- [WHAT YOU HAVE TO DO] Look below for the line that contains "Decode this image", then quote it and all the lines after it, exactly, with the pictures left out.

- [MATERIAL SUPPLIED]
BEGIN
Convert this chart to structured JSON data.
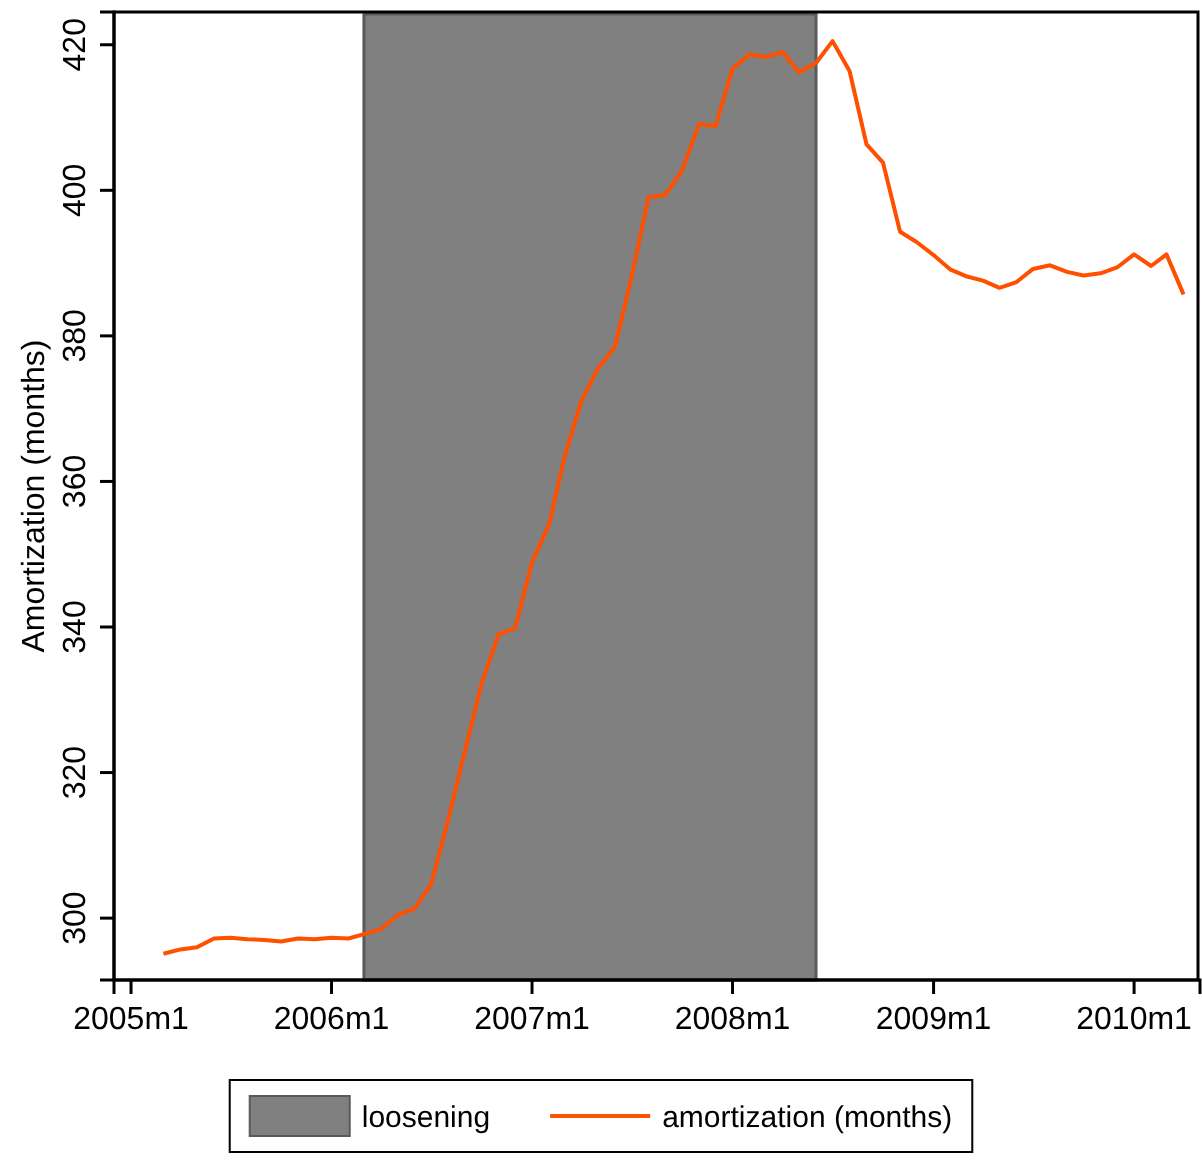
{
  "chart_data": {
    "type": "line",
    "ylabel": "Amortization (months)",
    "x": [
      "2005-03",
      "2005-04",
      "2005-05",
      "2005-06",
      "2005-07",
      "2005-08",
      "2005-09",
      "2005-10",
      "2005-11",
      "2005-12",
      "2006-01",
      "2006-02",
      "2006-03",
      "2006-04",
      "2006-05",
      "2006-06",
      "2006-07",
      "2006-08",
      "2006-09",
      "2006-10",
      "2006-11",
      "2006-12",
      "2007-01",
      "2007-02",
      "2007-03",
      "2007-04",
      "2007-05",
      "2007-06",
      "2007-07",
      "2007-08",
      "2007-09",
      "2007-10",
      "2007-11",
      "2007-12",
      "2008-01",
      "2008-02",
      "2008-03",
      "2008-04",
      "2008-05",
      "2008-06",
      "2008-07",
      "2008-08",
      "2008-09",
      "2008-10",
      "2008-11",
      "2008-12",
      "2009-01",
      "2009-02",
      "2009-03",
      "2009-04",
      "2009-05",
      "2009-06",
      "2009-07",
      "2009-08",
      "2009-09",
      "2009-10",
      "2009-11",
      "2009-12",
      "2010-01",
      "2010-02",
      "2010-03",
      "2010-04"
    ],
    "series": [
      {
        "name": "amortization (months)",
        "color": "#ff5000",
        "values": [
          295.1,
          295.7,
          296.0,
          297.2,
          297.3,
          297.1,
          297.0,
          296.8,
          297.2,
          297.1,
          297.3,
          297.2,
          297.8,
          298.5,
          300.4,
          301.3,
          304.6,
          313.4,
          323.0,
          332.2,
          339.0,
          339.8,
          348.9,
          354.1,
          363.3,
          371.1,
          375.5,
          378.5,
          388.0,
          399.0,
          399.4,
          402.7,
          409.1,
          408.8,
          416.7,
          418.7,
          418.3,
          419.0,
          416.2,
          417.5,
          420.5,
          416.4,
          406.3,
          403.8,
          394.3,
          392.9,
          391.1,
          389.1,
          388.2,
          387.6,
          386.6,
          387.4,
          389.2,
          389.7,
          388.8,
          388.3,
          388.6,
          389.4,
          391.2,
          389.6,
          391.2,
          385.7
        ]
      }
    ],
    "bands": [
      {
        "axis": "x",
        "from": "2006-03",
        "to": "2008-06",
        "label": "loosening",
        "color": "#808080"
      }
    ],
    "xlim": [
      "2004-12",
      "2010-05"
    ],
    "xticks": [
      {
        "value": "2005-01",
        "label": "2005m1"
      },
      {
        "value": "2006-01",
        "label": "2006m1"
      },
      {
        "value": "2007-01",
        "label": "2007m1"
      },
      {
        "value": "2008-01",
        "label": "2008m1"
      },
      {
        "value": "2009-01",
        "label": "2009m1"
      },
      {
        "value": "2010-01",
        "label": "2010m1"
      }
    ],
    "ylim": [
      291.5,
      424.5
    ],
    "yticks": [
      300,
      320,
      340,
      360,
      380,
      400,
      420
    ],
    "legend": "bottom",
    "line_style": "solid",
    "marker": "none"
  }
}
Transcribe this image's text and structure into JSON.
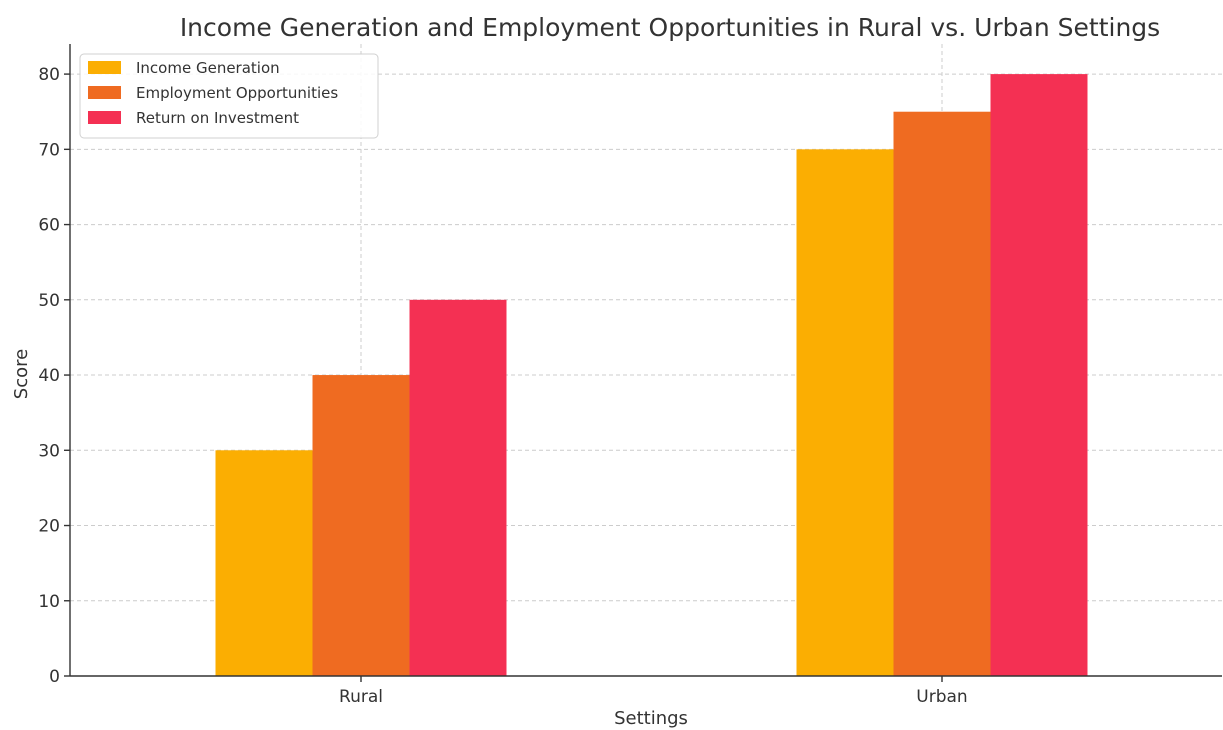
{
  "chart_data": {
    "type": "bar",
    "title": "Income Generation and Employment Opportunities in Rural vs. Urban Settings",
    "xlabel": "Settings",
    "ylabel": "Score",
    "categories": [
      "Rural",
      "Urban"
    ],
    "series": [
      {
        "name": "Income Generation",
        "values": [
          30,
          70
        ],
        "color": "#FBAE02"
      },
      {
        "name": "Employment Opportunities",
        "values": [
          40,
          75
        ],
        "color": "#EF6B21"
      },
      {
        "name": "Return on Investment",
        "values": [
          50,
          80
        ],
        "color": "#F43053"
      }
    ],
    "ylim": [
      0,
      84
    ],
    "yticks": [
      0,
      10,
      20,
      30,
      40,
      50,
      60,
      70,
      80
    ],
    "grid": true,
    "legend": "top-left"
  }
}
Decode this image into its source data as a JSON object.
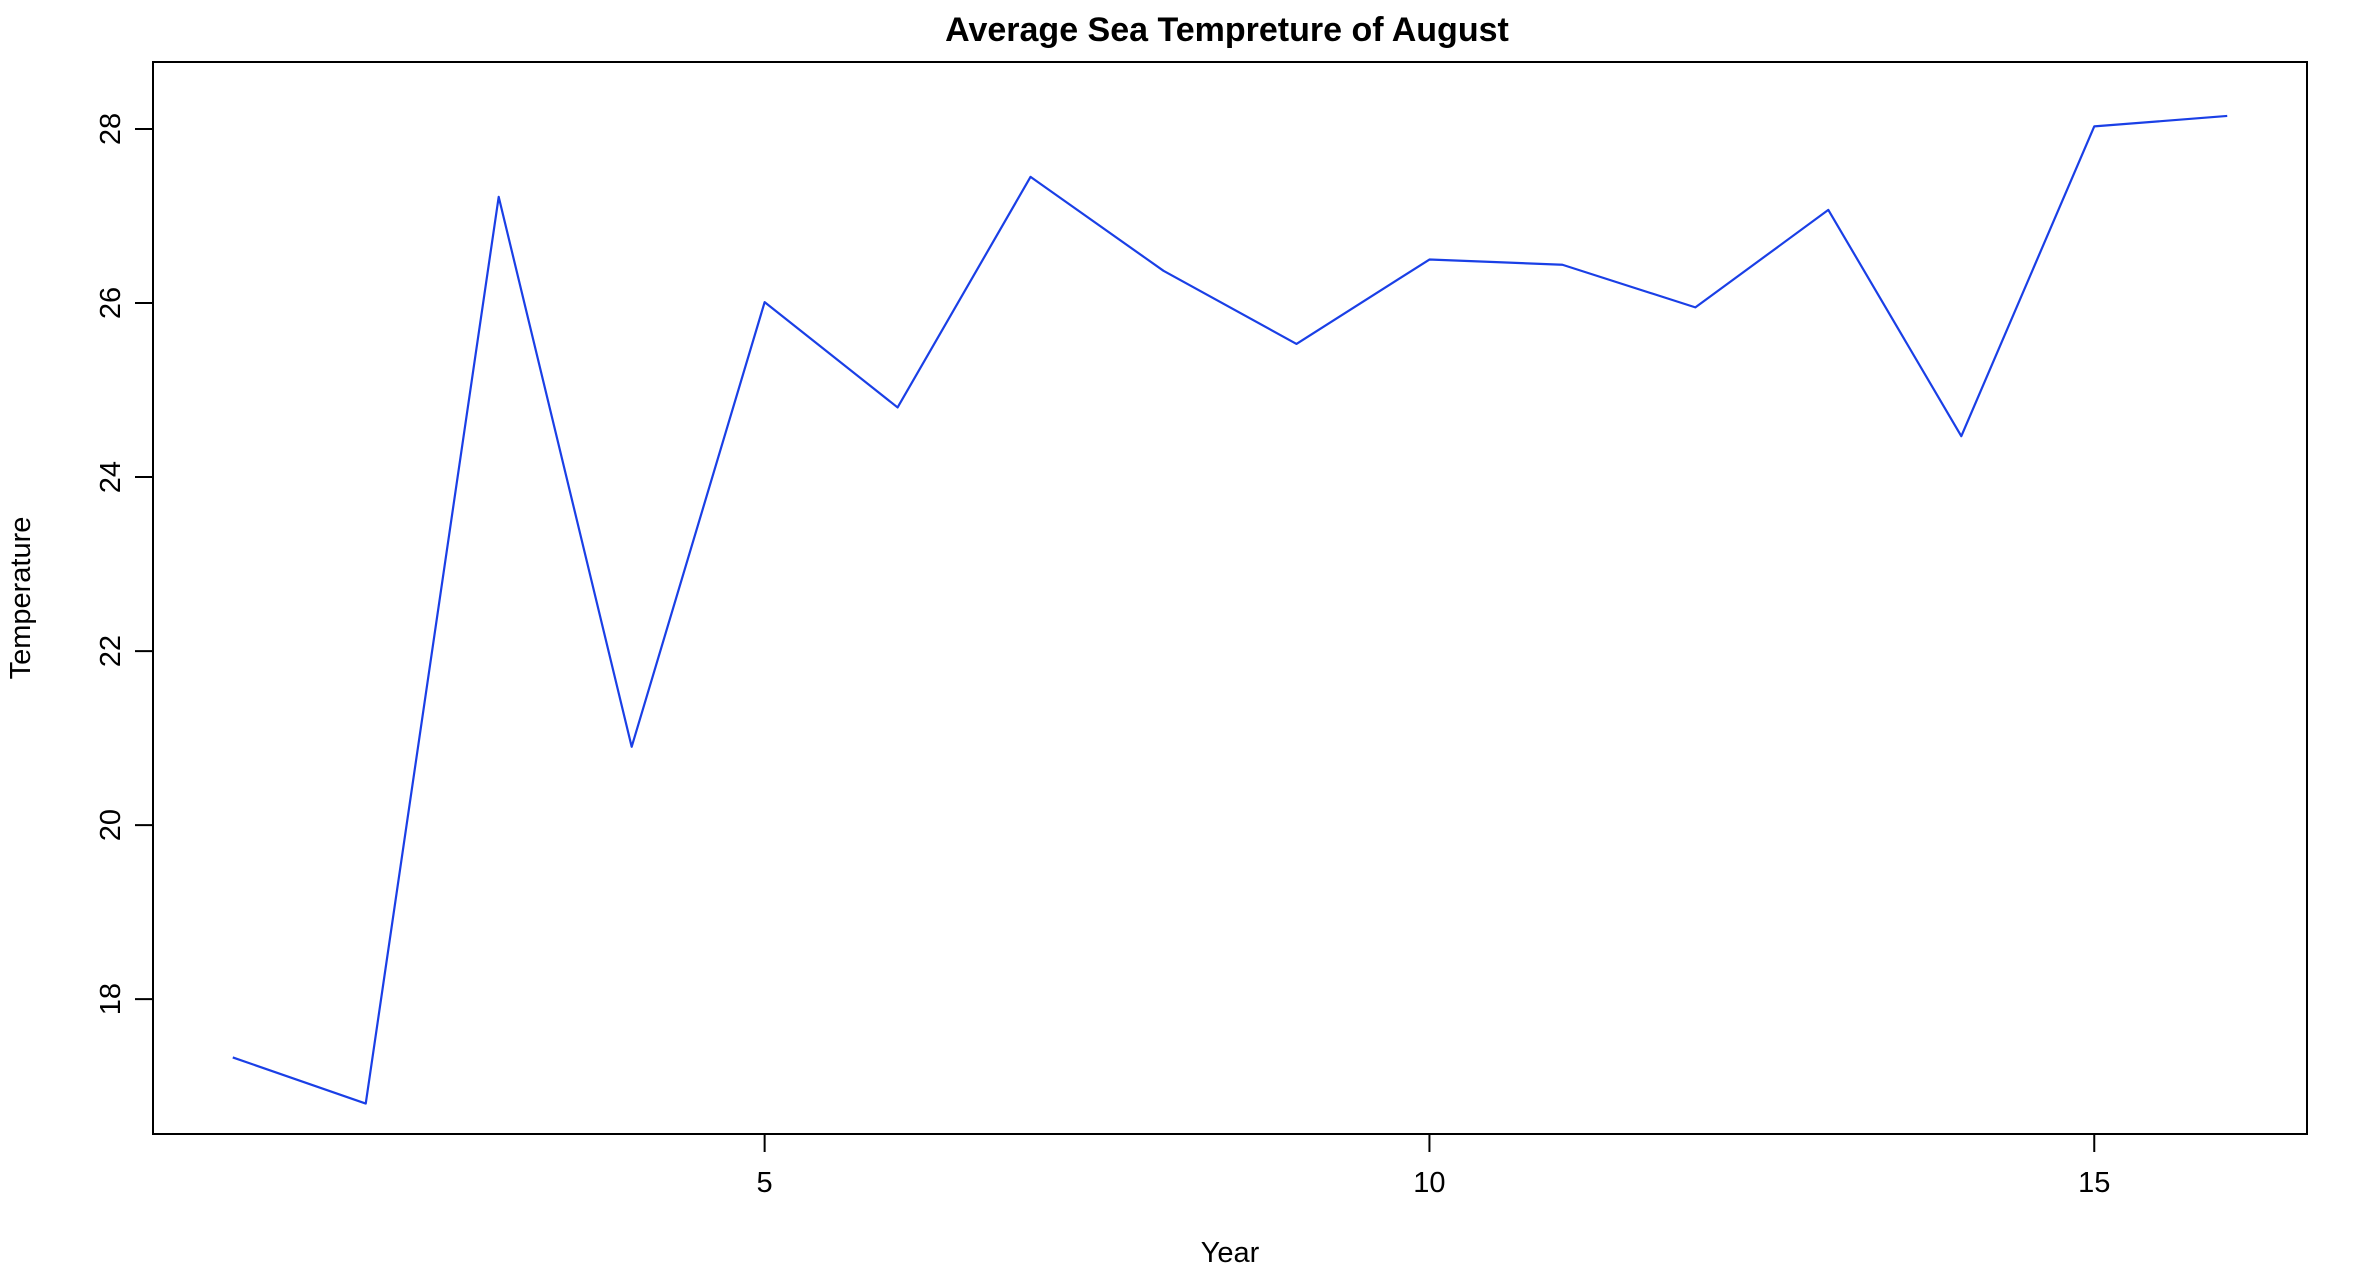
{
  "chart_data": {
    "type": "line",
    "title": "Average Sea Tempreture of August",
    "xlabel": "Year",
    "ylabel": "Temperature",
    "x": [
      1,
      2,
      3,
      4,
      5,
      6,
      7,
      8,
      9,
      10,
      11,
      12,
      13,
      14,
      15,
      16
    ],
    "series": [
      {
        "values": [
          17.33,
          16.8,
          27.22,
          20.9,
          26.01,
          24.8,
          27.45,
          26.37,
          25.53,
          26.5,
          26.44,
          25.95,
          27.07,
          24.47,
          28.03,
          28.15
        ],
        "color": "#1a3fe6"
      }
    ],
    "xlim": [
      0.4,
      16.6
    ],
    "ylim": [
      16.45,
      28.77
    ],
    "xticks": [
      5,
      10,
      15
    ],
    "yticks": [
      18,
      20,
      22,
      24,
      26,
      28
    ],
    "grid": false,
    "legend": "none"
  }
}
END
- [RESPONSE TO THE EXERCISE]
Decode this image into its source data as a JSON object.
{
  "chart_data": {
    "type": "line",
    "title": "Average Sea Tempreture of August",
    "xlabel": "Year",
    "ylabel": "Temperature",
    "x": [
      1,
      2,
      3,
      4,
      5,
      6,
      7,
      8,
      9,
      10,
      11,
      12,
      13,
      14,
      15,
      16
    ],
    "series": [
      {
        "values": [
          17.33,
          16.8,
          27.22,
          20.9,
          26.01,
          24.8,
          27.45,
          26.37,
          25.53,
          26.5,
          26.44,
          25.95,
          27.07,
          24.47,
          28.03,
          28.15
        ],
        "color": "#1a3fe6"
      }
    ],
    "xlim": [
      0.4,
      16.6
    ],
    "ylim": [
      16.45,
      28.77
    ],
    "xticks": [
      5,
      10,
      15
    ],
    "yticks": [
      18,
      20,
      22,
      24,
      26,
      28
    ],
    "grid": false,
    "legend": "none"
  }
}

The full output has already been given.